**What the task asks:**
All of the data needs to be repeated exactly.

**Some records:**
____
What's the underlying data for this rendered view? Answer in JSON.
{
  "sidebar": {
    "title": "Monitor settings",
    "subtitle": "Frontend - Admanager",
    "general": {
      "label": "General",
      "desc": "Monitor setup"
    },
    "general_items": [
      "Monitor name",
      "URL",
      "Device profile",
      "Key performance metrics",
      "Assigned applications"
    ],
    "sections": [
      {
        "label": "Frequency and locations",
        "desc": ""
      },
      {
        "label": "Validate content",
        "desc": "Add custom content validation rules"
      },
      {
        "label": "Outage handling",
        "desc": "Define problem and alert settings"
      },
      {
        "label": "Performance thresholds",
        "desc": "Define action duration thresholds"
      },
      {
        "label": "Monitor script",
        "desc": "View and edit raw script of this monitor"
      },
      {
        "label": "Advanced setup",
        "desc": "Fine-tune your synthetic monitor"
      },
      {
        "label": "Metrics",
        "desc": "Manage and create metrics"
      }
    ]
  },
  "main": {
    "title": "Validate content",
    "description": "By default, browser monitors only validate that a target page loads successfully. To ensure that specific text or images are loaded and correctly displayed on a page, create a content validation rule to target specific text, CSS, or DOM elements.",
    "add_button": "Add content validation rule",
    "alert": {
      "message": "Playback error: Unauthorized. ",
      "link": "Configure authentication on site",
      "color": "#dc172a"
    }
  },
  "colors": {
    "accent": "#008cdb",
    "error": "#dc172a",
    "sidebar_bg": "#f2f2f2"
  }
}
____
**Written reply:**
What's the underlying data for this rendered view? Answer in JSON.
{
  "sidebar": {
    "title": "Monitor settings",
    "subtitle": "Frontend - Admanager",
    "general": {
      "label": "General",
      "desc": "Monitor setup"
    },
    "general_items": [
      "Monitor name",
      "URL",
      "Device profile",
      "Key performance metrics",
      "Assigned applications"
    ],
    "sections": [
      {
        "label": "Frequency and locations",
        "desc": ""
      },
      {
        "label": "Validate content",
        "desc": "Add custom content validation rules"
      },
      {
        "label": "Outage handling",
        "desc": "Define problem and alert settings"
      },
      {
        "label": "Performance thresholds",
        "desc": "Define action duration thresholds"
      },
      {
        "label": "Monitor script",
        "desc": "View and edit raw script of this monitor"
      },
      {
        "label": "Advanced setup",
        "desc": "Fine-tune your synthetic monitor"
      },
      {
        "label": "Metrics",
        "desc": "Manage and create metrics"
      }
    ]
  },
  "main": {
    "title": "Validate content",
    "description": "By default, browser monitors only validate that a target page loads successfully. To ensure that specific text or images are loaded and correctly displayed on a page, create a content validation rule to target specific text, CSS, or DOM elements.",
    "add_button": "Add content validation rule",
    "alert": {
      "message": "Playback error: Unauthorized. ",
      "link": "Configure authentication on site",
      "color": "#dc172a"
    }
  },
  "colors": {
    "accent": "#008cdb",
    "error": "#dc172a",
    "sidebar_bg": "#f2f2f2"
  }
}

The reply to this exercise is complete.